§ Stated problem
Repeat each line exactly as it is written.

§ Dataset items

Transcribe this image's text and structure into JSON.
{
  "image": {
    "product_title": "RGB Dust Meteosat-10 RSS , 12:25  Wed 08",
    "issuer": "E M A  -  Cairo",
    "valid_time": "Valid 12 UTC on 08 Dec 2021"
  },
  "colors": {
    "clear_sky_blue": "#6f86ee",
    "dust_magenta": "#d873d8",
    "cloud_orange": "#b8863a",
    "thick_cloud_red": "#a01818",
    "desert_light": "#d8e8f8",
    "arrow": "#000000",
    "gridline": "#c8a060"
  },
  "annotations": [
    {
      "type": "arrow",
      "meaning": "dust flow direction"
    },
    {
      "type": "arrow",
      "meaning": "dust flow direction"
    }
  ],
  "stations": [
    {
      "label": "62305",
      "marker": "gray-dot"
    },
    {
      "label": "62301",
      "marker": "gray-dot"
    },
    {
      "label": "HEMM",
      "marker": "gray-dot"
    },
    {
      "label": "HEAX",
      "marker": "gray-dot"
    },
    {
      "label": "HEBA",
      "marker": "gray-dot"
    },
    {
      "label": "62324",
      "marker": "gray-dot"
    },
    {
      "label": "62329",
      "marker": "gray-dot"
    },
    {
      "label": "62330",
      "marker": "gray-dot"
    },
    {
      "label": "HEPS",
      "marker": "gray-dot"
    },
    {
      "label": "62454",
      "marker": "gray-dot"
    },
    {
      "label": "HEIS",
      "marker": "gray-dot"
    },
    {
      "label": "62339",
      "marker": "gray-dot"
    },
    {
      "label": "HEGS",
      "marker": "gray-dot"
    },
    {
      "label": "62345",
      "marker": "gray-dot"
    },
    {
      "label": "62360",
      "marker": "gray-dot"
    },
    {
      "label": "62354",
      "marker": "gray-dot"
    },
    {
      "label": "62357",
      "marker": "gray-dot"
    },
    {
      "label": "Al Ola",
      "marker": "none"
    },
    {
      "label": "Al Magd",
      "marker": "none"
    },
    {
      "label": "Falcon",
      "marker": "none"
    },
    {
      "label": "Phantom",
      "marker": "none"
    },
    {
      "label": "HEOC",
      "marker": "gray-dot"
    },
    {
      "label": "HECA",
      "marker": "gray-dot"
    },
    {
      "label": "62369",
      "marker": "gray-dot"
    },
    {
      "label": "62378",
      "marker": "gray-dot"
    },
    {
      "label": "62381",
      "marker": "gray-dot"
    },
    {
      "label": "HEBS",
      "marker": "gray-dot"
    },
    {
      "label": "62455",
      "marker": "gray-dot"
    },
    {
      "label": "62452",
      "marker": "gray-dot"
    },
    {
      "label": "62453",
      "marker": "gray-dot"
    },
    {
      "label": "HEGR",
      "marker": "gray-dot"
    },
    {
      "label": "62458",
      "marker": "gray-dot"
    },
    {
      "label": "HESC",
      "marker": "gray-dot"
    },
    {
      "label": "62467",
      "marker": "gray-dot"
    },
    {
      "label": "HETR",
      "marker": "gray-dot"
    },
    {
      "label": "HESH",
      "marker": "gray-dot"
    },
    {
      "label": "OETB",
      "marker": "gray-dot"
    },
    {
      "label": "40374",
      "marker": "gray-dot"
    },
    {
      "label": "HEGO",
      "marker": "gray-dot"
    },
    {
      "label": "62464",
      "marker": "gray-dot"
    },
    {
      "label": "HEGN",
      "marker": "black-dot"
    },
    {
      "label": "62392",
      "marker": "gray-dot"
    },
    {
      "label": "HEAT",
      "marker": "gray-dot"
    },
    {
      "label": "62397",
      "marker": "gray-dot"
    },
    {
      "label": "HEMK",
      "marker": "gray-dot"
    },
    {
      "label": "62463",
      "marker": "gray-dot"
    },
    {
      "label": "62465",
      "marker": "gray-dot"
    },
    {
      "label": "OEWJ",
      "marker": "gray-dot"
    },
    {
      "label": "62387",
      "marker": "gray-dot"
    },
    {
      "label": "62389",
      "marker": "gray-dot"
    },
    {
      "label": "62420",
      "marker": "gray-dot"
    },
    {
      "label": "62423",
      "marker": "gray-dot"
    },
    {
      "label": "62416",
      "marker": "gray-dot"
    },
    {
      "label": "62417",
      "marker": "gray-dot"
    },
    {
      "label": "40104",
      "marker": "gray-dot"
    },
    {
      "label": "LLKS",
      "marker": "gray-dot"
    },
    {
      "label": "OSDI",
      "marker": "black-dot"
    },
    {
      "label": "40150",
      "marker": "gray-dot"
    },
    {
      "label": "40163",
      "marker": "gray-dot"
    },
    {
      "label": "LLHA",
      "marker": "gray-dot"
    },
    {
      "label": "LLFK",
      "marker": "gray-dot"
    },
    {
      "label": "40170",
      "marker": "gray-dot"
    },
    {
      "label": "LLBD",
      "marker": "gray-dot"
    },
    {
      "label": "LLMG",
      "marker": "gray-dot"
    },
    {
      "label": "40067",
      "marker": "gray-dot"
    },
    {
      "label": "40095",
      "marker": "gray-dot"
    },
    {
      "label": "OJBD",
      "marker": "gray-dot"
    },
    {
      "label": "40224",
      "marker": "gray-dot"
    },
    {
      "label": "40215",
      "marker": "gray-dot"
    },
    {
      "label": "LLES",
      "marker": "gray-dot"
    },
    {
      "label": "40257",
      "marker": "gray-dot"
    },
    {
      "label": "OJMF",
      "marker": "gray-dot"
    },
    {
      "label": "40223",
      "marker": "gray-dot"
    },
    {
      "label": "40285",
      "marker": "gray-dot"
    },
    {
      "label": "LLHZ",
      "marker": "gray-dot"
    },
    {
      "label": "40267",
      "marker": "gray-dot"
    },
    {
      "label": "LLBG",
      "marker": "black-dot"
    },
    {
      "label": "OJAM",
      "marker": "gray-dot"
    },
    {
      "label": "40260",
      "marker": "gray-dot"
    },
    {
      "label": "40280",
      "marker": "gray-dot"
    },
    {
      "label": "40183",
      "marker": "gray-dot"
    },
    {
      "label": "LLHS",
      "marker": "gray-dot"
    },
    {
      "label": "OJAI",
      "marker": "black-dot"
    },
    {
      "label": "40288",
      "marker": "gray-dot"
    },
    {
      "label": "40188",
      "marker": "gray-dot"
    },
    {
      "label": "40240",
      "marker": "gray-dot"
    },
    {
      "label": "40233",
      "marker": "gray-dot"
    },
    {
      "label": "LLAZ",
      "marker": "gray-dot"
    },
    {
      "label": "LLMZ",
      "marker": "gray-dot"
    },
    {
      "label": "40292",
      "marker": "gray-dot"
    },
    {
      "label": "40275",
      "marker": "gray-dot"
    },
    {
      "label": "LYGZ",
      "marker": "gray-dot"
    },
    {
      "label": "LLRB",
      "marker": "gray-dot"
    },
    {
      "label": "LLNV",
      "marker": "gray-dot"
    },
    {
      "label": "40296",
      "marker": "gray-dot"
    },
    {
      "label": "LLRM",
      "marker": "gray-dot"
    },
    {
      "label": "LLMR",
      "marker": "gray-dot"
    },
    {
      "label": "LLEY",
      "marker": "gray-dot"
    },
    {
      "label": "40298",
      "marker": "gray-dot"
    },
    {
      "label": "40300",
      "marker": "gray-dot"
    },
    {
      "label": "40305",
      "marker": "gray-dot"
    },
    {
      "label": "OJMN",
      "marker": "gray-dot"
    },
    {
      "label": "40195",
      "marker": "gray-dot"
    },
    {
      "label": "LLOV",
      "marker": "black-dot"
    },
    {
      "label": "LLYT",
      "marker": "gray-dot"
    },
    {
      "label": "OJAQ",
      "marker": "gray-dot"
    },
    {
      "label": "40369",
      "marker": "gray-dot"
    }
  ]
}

§ In response
Transcribe this image's text and structure into JSON.
{
  "image": {
    "product_title": "RGB Dust Meteosat-10 RSS , 12:25  Wed 08",
    "issuer": "E M A  -  Cairo",
    "valid_time": "Valid 12 UTC on 08 Dec 2021"
  },
  "colors": {
    "clear_sky_blue": "#6f86ee",
    "dust_magenta": "#d873d8",
    "cloud_orange": "#b8863a",
    "thick_cloud_red": "#a01818",
    "desert_light": "#d8e8f8",
    "arrow": "#000000",
    "gridline": "#c8a060"
  },
  "annotations": [
    {
      "type": "arrow",
      "meaning": "dust flow direction"
    },
    {
      "type": "arrow",
      "meaning": "dust flow direction"
    }
  ],
  "stations": [
    {
      "label": "62305",
      "marker": "gray-dot"
    },
    {
      "label": "62301",
      "marker": "gray-dot"
    },
    {
      "label": "HEMM",
      "marker": "gray-dot"
    },
    {
      "label": "HEAX",
      "marker": "gray-dot"
    },
    {
      "label": "HEBA",
      "marker": "gray-dot"
    },
    {
      "label": "62324",
      "marker": "gray-dot"
    },
    {
      "label": "62329",
      "marker": "gray-dot"
    },
    {
      "label": "62330",
      "marker": "gray-dot"
    },
    {
      "label": "HEPS",
      "marker": "gray-dot"
    },
    {
      "label": "62454",
      "marker": "gray-dot"
    },
    {
      "label": "HEIS",
      "marker": "gray-dot"
    },
    {
      "label": "62339",
      "marker": "gray-dot"
    },
    {
      "label": "HEGS",
      "marker": "gray-dot"
    },
    {
      "label": "62345",
      "marker": "gray-dot"
    },
    {
      "label": "62360",
      "marker": "gray-dot"
    },
    {
      "label": "62354",
      "marker": "gray-dot"
    },
    {
      "label": "62357",
      "marker": "gray-dot"
    },
    {
      "label": "Al Ola",
      "marker": "none"
    },
    {
      "label": "Al Magd",
      "marker": "none"
    },
    {
      "label": "Falcon",
      "marker": "none"
    },
    {
      "label": "Phantom",
      "marker": "none"
    },
    {
      "label": "HEOC",
      "marker": "gray-dot"
    },
    {
      "label": "HECA",
      "marker": "gray-dot"
    },
    {
      "label": "62369",
      "marker": "gray-dot"
    },
    {
      "label": "62378",
      "marker": "gray-dot"
    },
    {
      "label": "62381",
      "marker": "gray-dot"
    },
    {
      "label": "HEBS",
      "marker": "gray-dot"
    },
    {
      "label": "62455",
      "marker": "gray-dot"
    },
    {
      "label": "62452",
      "marker": "gray-dot"
    },
    {
      "label": "62453",
      "marker": "gray-dot"
    },
    {
      "label": "HEGR",
      "marker": "gray-dot"
    },
    {
      "label": "62458",
      "marker": "gray-dot"
    },
    {
      "label": "HESC",
      "marker": "gray-dot"
    },
    {
      "label": "62467",
      "marker": "gray-dot"
    },
    {
      "label": "HETR",
      "marker": "gray-dot"
    },
    {
      "label": "HESH",
      "marker": "gray-dot"
    },
    {
      "label": "OETB",
      "marker": "gray-dot"
    },
    {
      "label": "40374",
      "marker": "gray-dot"
    },
    {
      "label": "HEGO",
      "marker": "gray-dot"
    },
    {
      "label": "62464",
      "marker": "gray-dot"
    },
    {
      "label": "HEGN",
      "marker": "black-dot"
    },
    {
      "label": "62392",
      "marker": "gray-dot"
    },
    {
      "label": "HEAT",
      "marker": "gray-dot"
    },
    {
      "label": "62397",
      "marker": "gray-dot"
    },
    {
      "label": "HEMK",
      "marker": "gray-dot"
    },
    {
      "label": "62463",
      "marker": "gray-dot"
    },
    {
      "label": "62465",
      "marker": "gray-dot"
    },
    {
      "label": "OEWJ",
      "marker": "gray-dot"
    },
    {
      "label": "62387",
      "marker": "gray-dot"
    },
    {
      "label": "62389",
      "marker": "gray-dot"
    },
    {
      "label": "62420",
      "marker": "gray-dot"
    },
    {
      "label": "62423",
      "marker": "gray-dot"
    },
    {
      "label": "62416",
      "marker": "gray-dot"
    },
    {
      "label": "62417",
      "marker": "gray-dot"
    },
    {
      "label": "40104",
      "marker": "gray-dot"
    },
    {
      "label": "LLKS",
      "marker": "gray-dot"
    },
    {
      "label": "OSDI",
      "marker": "black-dot"
    },
    {
      "label": "40150",
      "marker": "gray-dot"
    },
    {
      "label": "40163",
      "marker": "gray-dot"
    },
    {
      "label": "LLHA",
      "marker": "gray-dot"
    },
    {
      "label": "LLFK",
      "marker": "gray-dot"
    },
    {
      "label": "40170",
      "marker": "gray-dot"
    },
    {
      "label": "LLBD",
      "marker": "gray-dot"
    },
    {
      "label": "LLMG",
      "marker": "gray-dot"
    },
    {
      "label": "40067",
      "marker": "gray-dot"
    },
    {
      "label": "40095",
      "marker": "gray-dot"
    },
    {
      "label": "OJBD",
      "marker": "gray-dot"
    },
    {
      "label": "40224",
      "marker": "gray-dot"
    },
    {
      "label": "40215",
      "marker": "gray-dot"
    },
    {
      "label": "LLES",
      "marker": "gray-dot"
    },
    {
      "label": "40257",
      "marker": "gray-dot"
    },
    {
      "label": "OJMF",
      "marker": "gray-dot"
    },
    {
      "label": "40223",
      "marker": "gray-dot"
    },
    {
      "label": "40285",
      "marker": "gray-dot"
    },
    {
      "label": "LLHZ",
      "marker": "gray-dot"
    },
    {
      "label": "40267",
      "marker": "gray-dot"
    },
    {
      "label": "LLBG",
      "marker": "black-dot"
    },
    {
      "label": "OJAM",
      "marker": "gray-dot"
    },
    {
      "label": "40260",
      "marker": "gray-dot"
    },
    {
      "label": "40280",
      "marker": "gray-dot"
    },
    {
      "label": "40183",
      "marker": "gray-dot"
    },
    {
      "label": "LLHS",
      "marker": "gray-dot"
    },
    {
      "label": "OJAI",
      "marker": "black-dot"
    },
    {
      "label": "40288",
      "marker": "gray-dot"
    },
    {
      "label": "40188",
      "marker": "gray-dot"
    },
    {
      "label": "40240",
      "marker": "gray-dot"
    },
    {
      "label": "40233",
      "marker": "gray-dot"
    },
    {
      "label": "LLAZ",
      "marker": "gray-dot"
    },
    {
      "label": "LLMZ",
      "marker": "gray-dot"
    },
    {
      "label": "40292",
      "marker": "gray-dot"
    },
    {
      "label": "40275",
      "marker": "gray-dot"
    },
    {
      "label": "LYGZ",
      "marker": "gray-dot"
    },
    {
      "label": "LLRB",
      "marker": "gray-dot"
    },
    {
      "label": "LLNV",
      "marker": "gray-dot"
    },
    {
      "label": "40296",
      "marker": "gray-dot"
    },
    {
      "label": "LLRM",
      "marker": "gray-dot"
    },
    {
      "label": "LLMR",
      "marker": "gray-dot"
    },
    {
      "label": "LLEY",
      "marker": "gray-dot"
    },
    {
      "label": "40298",
      "marker": "gray-dot"
    },
    {
      "label": "40300",
      "marker": "gray-dot"
    },
    {
      "label": "40305",
      "marker": "gray-dot"
    },
    {
      "label": "OJMN",
      "marker": "gray-dot"
    },
    {
      "label": "40195",
      "marker": "gray-dot"
    },
    {
      "label": "LLOV",
      "marker": "black-dot"
    },
    {
      "label": "LLYT",
      "marker": "gray-dot"
    },
    {
      "label": "OJAQ",
      "marker": "gray-dot"
    },
    {
      "label": "40369",
      "marker": "gray-dot"
    }
  ]
}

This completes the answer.